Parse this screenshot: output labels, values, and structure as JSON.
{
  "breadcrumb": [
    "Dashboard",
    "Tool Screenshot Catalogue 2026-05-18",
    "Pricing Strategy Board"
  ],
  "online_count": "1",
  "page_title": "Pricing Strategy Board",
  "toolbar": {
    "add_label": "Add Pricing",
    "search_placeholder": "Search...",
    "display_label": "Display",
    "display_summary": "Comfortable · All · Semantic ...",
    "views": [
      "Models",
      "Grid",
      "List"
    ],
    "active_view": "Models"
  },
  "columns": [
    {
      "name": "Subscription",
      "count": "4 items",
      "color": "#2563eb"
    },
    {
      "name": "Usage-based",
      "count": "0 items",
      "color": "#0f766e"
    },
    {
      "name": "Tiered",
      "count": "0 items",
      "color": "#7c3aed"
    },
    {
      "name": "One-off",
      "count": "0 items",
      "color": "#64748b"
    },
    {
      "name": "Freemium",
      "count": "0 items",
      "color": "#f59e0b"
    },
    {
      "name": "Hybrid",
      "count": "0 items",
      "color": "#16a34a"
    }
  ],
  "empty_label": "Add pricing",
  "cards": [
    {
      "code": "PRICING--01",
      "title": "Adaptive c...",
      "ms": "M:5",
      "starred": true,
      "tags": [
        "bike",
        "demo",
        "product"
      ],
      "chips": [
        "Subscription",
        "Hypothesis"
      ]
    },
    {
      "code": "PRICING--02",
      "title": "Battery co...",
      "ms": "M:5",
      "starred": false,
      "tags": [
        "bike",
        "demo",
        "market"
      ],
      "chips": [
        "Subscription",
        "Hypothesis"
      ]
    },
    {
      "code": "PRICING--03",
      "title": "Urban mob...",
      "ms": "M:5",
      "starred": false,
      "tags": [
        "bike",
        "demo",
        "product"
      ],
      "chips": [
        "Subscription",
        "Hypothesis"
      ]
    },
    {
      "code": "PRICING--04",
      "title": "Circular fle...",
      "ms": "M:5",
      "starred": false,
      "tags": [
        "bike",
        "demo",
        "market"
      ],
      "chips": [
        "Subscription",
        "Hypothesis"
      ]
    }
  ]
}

◆ Job
Each entry must be reproduced verbatim.

◆ Reply to the exercise
Parse this screenshot: output labels, values, and structure as JSON.
{
  "breadcrumb": [
    "Dashboard",
    "Tool Screenshot Catalogue 2026-05-18",
    "Pricing Strategy Board"
  ],
  "online_count": "1",
  "page_title": "Pricing Strategy Board",
  "toolbar": {
    "add_label": "Add Pricing",
    "search_placeholder": "Search...",
    "display_label": "Display",
    "display_summary": "Comfortable · All · Semantic ...",
    "views": [
      "Models",
      "Grid",
      "List"
    ],
    "active_view": "Models"
  },
  "columns": [
    {
      "name": "Subscription",
      "count": "4 items",
      "color": "#2563eb"
    },
    {
      "name": "Usage-based",
      "count": "0 items",
      "color": "#0f766e"
    },
    {
      "name": "Tiered",
      "count": "0 items",
      "color": "#7c3aed"
    },
    {
      "name": "One-off",
      "count": "0 items",
      "color": "#64748b"
    },
    {
      "name": "Freemium",
      "count": "0 items",
      "color": "#f59e0b"
    },
    {
      "name": "Hybrid",
      "count": "0 items",
      "color": "#16a34a"
    }
  ],
  "empty_label": "Add pricing",
  "cards": [
    {
      "code": "PRICING--01",
      "title": "Adaptive c...",
      "ms": "M:5",
      "starred": true,
      "tags": [
        "bike",
        "demo",
        "product"
      ],
      "chips": [
        "Subscription",
        "Hypothesis"
      ]
    },
    {
      "code": "PRICING--02",
      "title": "Battery co...",
      "ms": "M:5",
      "starred": false,
      "tags": [
        "bike",
        "demo",
        "market"
      ],
      "chips": [
        "Subscription",
        "Hypothesis"
      ]
    },
    {
      "code": "PRICING--03",
      "title": "Urban mob...",
      "ms": "M:5",
      "starred": false,
      "tags": [
        "bike",
        "demo",
        "product"
      ],
      "chips": [
        "Subscription",
        "Hypothesis"
      ]
    },
    {
      "code": "PRICING--04",
      "title": "Circular fle...",
      "ms": "M:5",
      "starred": false,
      "tags": [
        "bike",
        "demo",
        "market"
      ],
      "chips": [
        "Subscription",
        "Hypothesis"
      ]
    }
  ]
}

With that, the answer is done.